§ **Record set**:

* * * *

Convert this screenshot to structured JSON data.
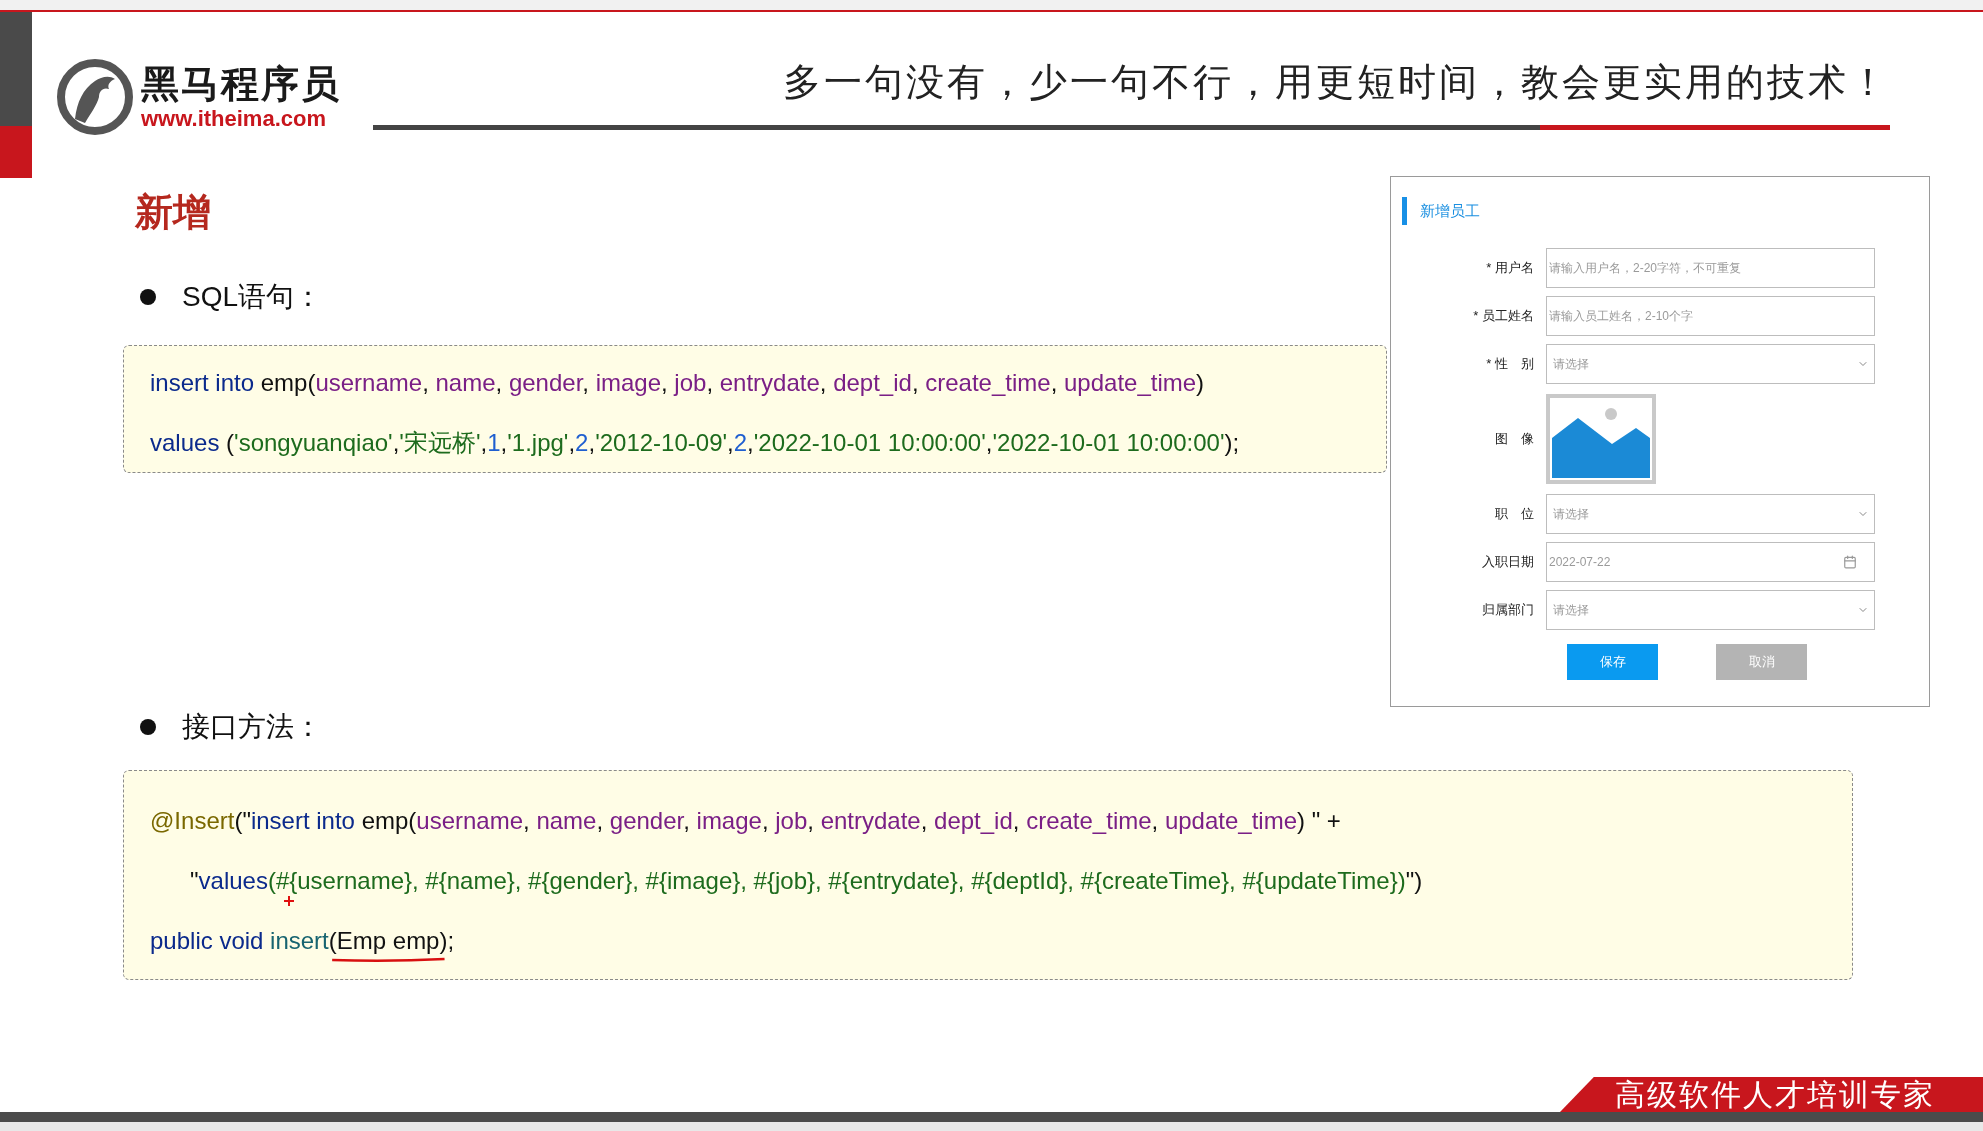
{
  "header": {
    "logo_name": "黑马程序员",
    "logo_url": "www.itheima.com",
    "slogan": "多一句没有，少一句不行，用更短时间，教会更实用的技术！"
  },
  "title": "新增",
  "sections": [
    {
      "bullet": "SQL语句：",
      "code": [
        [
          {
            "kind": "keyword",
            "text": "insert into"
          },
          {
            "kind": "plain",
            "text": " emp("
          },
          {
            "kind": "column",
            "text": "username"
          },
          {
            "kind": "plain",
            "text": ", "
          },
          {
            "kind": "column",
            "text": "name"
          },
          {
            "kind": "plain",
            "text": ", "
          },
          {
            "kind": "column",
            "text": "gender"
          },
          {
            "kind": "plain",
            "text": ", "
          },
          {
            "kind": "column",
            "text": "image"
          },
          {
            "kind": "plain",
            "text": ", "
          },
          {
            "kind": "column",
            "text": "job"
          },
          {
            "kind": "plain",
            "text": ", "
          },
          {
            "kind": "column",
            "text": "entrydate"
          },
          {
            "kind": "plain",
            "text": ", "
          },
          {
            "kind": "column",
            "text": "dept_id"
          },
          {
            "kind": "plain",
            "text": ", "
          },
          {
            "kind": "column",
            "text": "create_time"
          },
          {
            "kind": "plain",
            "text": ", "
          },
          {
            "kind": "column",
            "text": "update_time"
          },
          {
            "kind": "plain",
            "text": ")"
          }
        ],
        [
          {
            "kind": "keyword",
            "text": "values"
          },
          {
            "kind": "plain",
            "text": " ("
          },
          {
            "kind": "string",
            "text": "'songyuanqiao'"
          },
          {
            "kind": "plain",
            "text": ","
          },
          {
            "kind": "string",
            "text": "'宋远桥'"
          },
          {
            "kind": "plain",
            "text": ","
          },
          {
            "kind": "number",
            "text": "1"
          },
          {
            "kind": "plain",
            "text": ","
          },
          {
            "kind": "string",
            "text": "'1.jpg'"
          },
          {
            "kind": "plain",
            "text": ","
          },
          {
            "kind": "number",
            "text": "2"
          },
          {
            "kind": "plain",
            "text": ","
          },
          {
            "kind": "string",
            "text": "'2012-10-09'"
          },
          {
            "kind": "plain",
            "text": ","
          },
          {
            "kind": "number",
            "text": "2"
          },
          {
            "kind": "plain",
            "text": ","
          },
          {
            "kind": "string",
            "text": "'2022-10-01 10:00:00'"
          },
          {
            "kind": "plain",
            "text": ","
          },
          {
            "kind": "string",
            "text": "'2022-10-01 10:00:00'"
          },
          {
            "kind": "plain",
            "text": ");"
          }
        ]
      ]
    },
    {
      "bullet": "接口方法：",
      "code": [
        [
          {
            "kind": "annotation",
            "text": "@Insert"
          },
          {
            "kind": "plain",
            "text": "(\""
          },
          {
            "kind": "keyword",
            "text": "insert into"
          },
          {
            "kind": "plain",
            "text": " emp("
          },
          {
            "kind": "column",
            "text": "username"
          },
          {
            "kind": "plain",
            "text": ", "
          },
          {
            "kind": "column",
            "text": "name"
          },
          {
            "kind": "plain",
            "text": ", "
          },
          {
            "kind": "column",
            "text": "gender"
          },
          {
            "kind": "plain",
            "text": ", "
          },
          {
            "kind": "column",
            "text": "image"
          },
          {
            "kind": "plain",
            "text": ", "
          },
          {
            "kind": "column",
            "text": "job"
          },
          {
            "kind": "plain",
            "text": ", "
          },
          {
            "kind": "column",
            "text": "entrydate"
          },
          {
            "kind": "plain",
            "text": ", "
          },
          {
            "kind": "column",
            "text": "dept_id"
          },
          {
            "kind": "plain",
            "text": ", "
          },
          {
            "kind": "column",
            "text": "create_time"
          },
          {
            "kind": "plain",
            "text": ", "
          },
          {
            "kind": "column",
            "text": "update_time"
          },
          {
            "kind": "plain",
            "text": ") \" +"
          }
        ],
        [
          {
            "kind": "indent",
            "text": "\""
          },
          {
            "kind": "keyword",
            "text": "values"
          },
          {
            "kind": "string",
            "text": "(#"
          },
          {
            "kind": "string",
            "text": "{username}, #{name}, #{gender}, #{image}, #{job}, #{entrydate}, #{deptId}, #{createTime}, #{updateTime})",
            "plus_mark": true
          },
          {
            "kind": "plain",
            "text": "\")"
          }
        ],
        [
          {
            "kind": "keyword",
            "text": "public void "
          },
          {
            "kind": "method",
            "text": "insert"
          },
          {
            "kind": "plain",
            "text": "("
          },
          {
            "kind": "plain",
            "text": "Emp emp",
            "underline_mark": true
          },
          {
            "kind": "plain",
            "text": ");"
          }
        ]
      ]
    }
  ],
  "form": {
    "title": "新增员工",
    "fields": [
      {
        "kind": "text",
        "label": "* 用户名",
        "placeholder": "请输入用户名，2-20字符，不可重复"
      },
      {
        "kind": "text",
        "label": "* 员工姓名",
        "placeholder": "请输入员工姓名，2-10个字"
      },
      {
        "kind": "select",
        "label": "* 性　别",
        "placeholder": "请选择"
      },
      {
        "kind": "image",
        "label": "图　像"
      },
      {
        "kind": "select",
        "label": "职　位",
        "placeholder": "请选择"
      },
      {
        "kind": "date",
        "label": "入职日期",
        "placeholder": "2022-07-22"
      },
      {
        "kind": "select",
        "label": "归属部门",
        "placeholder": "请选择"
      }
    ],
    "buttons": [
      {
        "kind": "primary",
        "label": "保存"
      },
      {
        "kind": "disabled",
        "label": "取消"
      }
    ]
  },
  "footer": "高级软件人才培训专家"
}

* * * *

§ **Work to complete**: Make an exact copy of the listing above. Do not include the pictures.

§ **Full answer**:
Convert this screenshot to structured JSON data.
{
  "header": {
    "logo_name": "黑马程序员",
    "logo_url": "www.itheima.com",
    "slogan": "多一句没有，少一句不行，用更短时间，教会更实用的技术！"
  },
  "title": "新增",
  "sections": [
    {
      "bullet": "SQL语句：",
      "code": [
        [
          {
            "kind": "keyword",
            "text": "insert into"
          },
          {
            "kind": "plain",
            "text": " emp("
          },
          {
            "kind": "column",
            "text": "username"
          },
          {
            "kind": "plain",
            "text": ", "
          },
          {
            "kind": "column",
            "text": "name"
          },
          {
            "kind": "plain",
            "text": ", "
          },
          {
            "kind": "column",
            "text": "gender"
          },
          {
            "kind": "plain",
            "text": ", "
          },
          {
            "kind": "column",
            "text": "image"
          },
          {
            "kind": "plain",
            "text": ", "
          },
          {
            "kind": "column",
            "text": "job"
          },
          {
            "kind": "plain",
            "text": ", "
          },
          {
            "kind": "column",
            "text": "entrydate"
          },
          {
            "kind": "plain",
            "text": ", "
          },
          {
            "kind": "column",
            "text": "dept_id"
          },
          {
            "kind": "plain",
            "text": ", "
          },
          {
            "kind": "column",
            "text": "create_time"
          },
          {
            "kind": "plain",
            "text": ", "
          },
          {
            "kind": "column",
            "text": "update_time"
          },
          {
            "kind": "plain",
            "text": ")"
          }
        ],
        [
          {
            "kind": "keyword",
            "text": "values"
          },
          {
            "kind": "plain",
            "text": " ("
          },
          {
            "kind": "string",
            "text": "'songyuanqiao'"
          },
          {
            "kind": "plain",
            "text": ","
          },
          {
            "kind": "string",
            "text": "'宋远桥'"
          },
          {
            "kind": "plain",
            "text": ","
          },
          {
            "kind": "number",
            "text": "1"
          },
          {
            "kind": "plain",
            "text": ","
          },
          {
            "kind": "string",
            "text": "'1.jpg'"
          },
          {
            "kind": "plain",
            "text": ","
          },
          {
            "kind": "number",
            "text": "2"
          },
          {
            "kind": "plain",
            "text": ","
          },
          {
            "kind": "string",
            "text": "'2012-10-09'"
          },
          {
            "kind": "plain",
            "text": ","
          },
          {
            "kind": "number",
            "text": "2"
          },
          {
            "kind": "plain",
            "text": ","
          },
          {
            "kind": "string",
            "text": "'2022-10-01 10:00:00'"
          },
          {
            "kind": "plain",
            "text": ","
          },
          {
            "kind": "string",
            "text": "'2022-10-01 10:00:00'"
          },
          {
            "kind": "plain",
            "text": ");"
          }
        ]
      ]
    },
    {
      "bullet": "接口方法：",
      "code": [
        [
          {
            "kind": "annotation",
            "text": "@Insert"
          },
          {
            "kind": "plain",
            "text": "(\""
          },
          {
            "kind": "keyword",
            "text": "insert into"
          },
          {
            "kind": "plain",
            "text": " emp("
          },
          {
            "kind": "column",
            "text": "username"
          },
          {
            "kind": "plain",
            "text": ", "
          },
          {
            "kind": "column",
            "text": "name"
          },
          {
            "kind": "plain",
            "text": ", "
          },
          {
            "kind": "column",
            "text": "gender"
          },
          {
            "kind": "plain",
            "text": ", "
          },
          {
            "kind": "column",
            "text": "image"
          },
          {
            "kind": "plain",
            "text": ", "
          },
          {
            "kind": "column",
            "text": "job"
          },
          {
            "kind": "plain",
            "text": ", "
          },
          {
            "kind": "column",
            "text": "entrydate"
          },
          {
            "kind": "plain",
            "text": ", "
          },
          {
            "kind": "column",
            "text": "dept_id"
          },
          {
            "kind": "plain",
            "text": ", "
          },
          {
            "kind": "column",
            "text": "create_time"
          },
          {
            "kind": "plain",
            "text": ", "
          },
          {
            "kind": "column",
            "text": "update_time"
          },
          {
            "kind": "plain",
            "text": ") \" +"
          }
        ],
        [
          {
            "kind": "indent",
            "text": "\""
          },
          {
            "kind": "keyword",
            "text": "values"
          },
          {
            "kind": "string",
            "text": "(#"
          },
          {
            "kind": "string",
            "text": "{username}, #{name}, #{gender}, #{image}, #{job}, #{entrydate}, #{deptId}, #{createTime}, #{updateTime})",
            "plus_mark": true
          },
          {
            "kind": "plain",
            "text": "\")"
          }
        ],
        [
          {
            "kind": "keyword",
            "text": "public void "
          },
          {
            "kind": "method",
            "text": "insert"
          },
          {
            "kind": "plain",
            "text": "("
          },
          {
            "kind": "plain",
            "text": "Emp emp",
            "underline_mark": true
          },
          {
            "kind": "plain",
            "text": ");"
          }
        ]
      ]
    }
  ],
  "form": {
    "title": "新增员工",
    "fields": [
      {
        "kind": "text",
        "label": "* 用户名",
        "placeholder": "请输入用户名，2-20字符，不可重复"
      },
      {
        "kind": "text",
        "label": "* 员工姓名",
        "placeholder": "请输入员工姓名，2-10个字"
      },
      {
        "kind": "select",
        "label": "* 性　别",
        "placeholder": "请选择"
      },
      {
        "kind": "image",
        "label": "图　像"
      },
      {
        "kind": "select",
        "label": "职　位",
        "placeholder": "请选择"
      },
      {
        "kind": "date",
        "label": "入职日期",
        "placeholder": "2022-07-22"
      },
      {
        "kind": "select",
        "label": "归属部门",
        "placeholder": "请选择"
      }
    ],
    "buttons": [
      {
        "kind": "primary",
        "label": "保存"
      },
      {
        "kind": "disabled",
        "label": "取消"
      }
    ]
  },
  "footer": "高级软件人才培训专家"
}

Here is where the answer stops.